## [Input material]
>>>>>

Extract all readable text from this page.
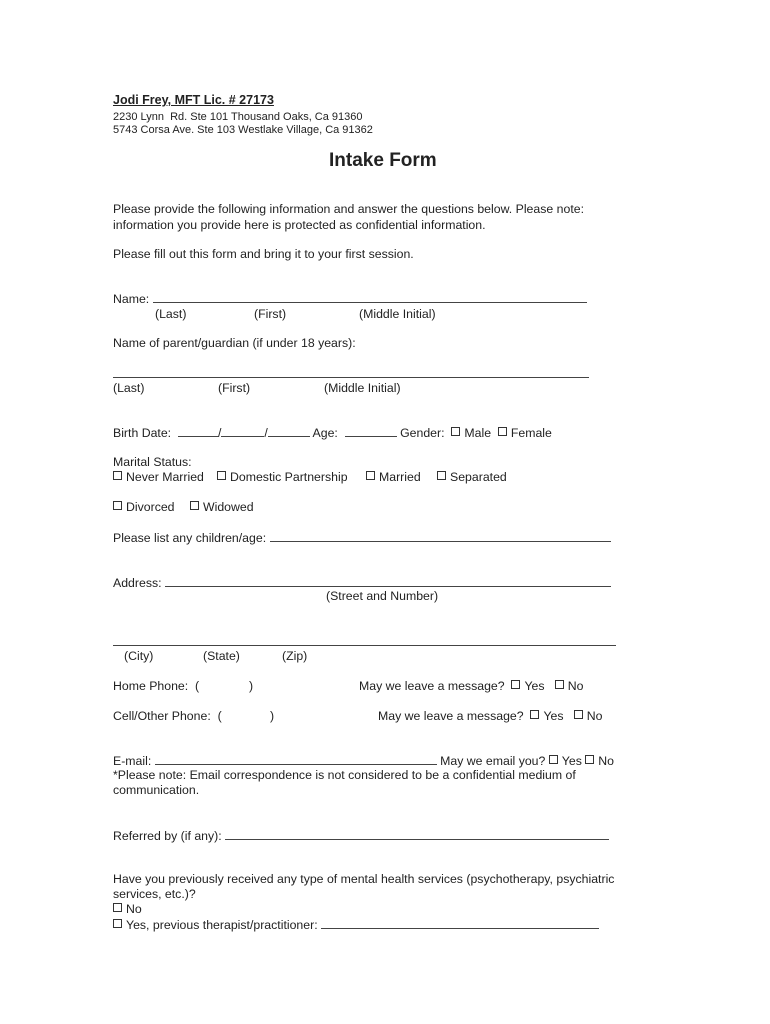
Jodi Frey, MFT Lic. # 27173
2230 Lynn  Rd. Ste 101 Thousand Oaks, Ca 91360
5743 Corsa Ave. Ste 103 Westlake Village, Ca 91362
Intake Form
Please provide the following information and answer the questions below. Please note:
information you provide here is protected as confidential information.
Please fill out this form and bring it to your first session.
Name:
(Last)	(First)	(Middle Initial)
Name of parent/guardian (if under 18 years):
(Last)	(First)	(Middle Initial)
Birth Date:	/	/	Age:	Gender: Male Female
Marital Status:
Never Married	Domestic Partnership	Married	Separated
Divorced	Widowed
Please list any children/age:
Address:
(Street and Number)
(City)	(State)	(Zip)
Home Phone:  (	)	May we leave a message? Yes No
Cell/Other Phone:  (	)	May we leave a message? Yes No
E-mail:	May we email you? Yes No
*Please note: Email correspondence is not considered to be a confidential medium of
communication.
Referred by (if any):
Have you previously received any type of mental health services (psychotherapy, psychiatric
services, etc.)?
No
Yes, previous therapist/practitioner:
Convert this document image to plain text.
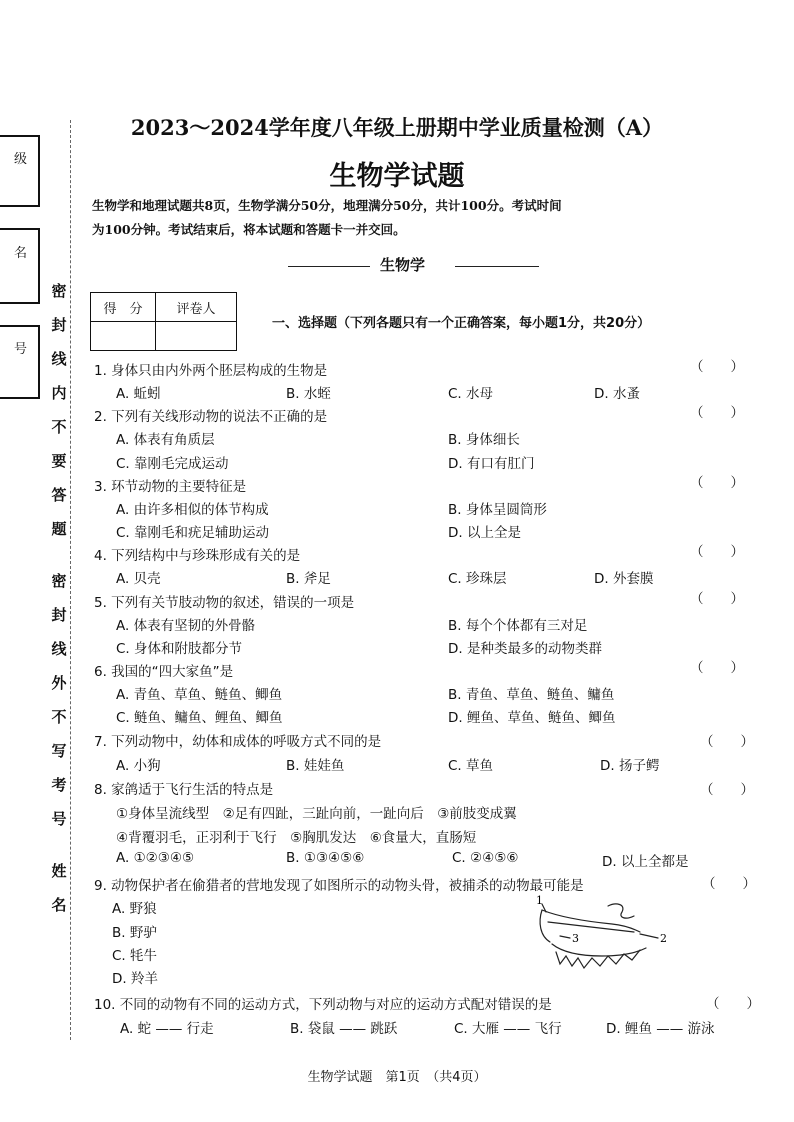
级
名
号
密
封
线
内
不
要
答
题
密
封
线
外
不
写
考
号
姓
名
2023～2024学年度八年级上册期中学业质量检测（A）
生物学试题
生物学和地理试题共8页，生物学满分50分，地理满分50分，共计100分。考试时间
为100分钟。考试结束后，将本试题和答题卡一并交回。
生物学
得　分	评卷人

一、选择题（下列各题只有一个正确答案，每小题1分，共20分）
1. 身体只由内外两个胚层构成的生物是	（　　）
A. 蚯蚓	B. 水蛭	C. 水母	D. 水蚤
2. 下列有关线形动物的说法不正确的是	（　　）
A. 体表有角质层	B. 身体细长
C. 靠刚毛完成运动	D. 有口有肛门
3. 环节动物的主要特征是	（　　）
A. 由许多相似的体节构成	B. 身体呈圆筒形
C. 靠刚毛和疣足辅助运动	D. 以上全是
4. 下列结构中与珍珠形成有关的是	（　　）
A. 贝壳	B. 斧足	C. 珍珠层	D. 外套膜
5. 下列有关节肢动物的叙述，错误的一项是	（　　）
A. 体表有坚韧的外骨骼	B. 每个个体都有三对足
C. 身体和附肢都分节	D. 是种类最多的动物类群
6. 我国的“四大家鱼”是	（　　）
A. 青鱼、草鱼、鲢鱼、鲫鱼	B. 青鱼、草鱼、鲢鱼、鳙鱼
C. 鲢鱼、鳙鱼、鲤鱼、鲫鱼	D. 鲤鱼、草鱼、鲢鱼、鲫鱼
7. 下列动物中，幼体和成体的呼吸方式不同的是	（　　）
A. 小狗	B. 娃娃鱼	C. 草鱼	D. 扬子鳄
8. 家鸽适于飞行生活的特点是	（　　）
①身体呈流线型　②足有四趾，三趾向前，一趾向后　③前肢变成翼
④背覆羽毛，正羽利于飞行　⑤胸肌发达　⑥食量大，直肠短
A. ①②③④⑤	B. ①③④⑤⑥	C. ②④⑤⑥	D. 以上全都是
9. 动物保护者在偷猎者的营地发现了如图所示的动物头骨，被捕杀的动物最可能是	（　　）
A. 野狼
B. 野驴
C. 牦牛
D. 羚羊
1
3	2
10. 不同的动物有不同的运动方式，下列动物与对应的运动方式配对错误的是	（　　）
A. 蛇 —— 行走	B. 袋鼠 —— 跳跃	C. 大雁 —— 飞行	D. 鲤鱼 —— 游泳
生物学试题　第1页　（共4页）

<<<<<

## [What to do]
Make a list of all lines in the data that contain "Phone".

## [Full response]
Home Phone:  (	)	May we leave a message? Yes No
Cell/Other Phone:  (	)	May we leave a message? Yes No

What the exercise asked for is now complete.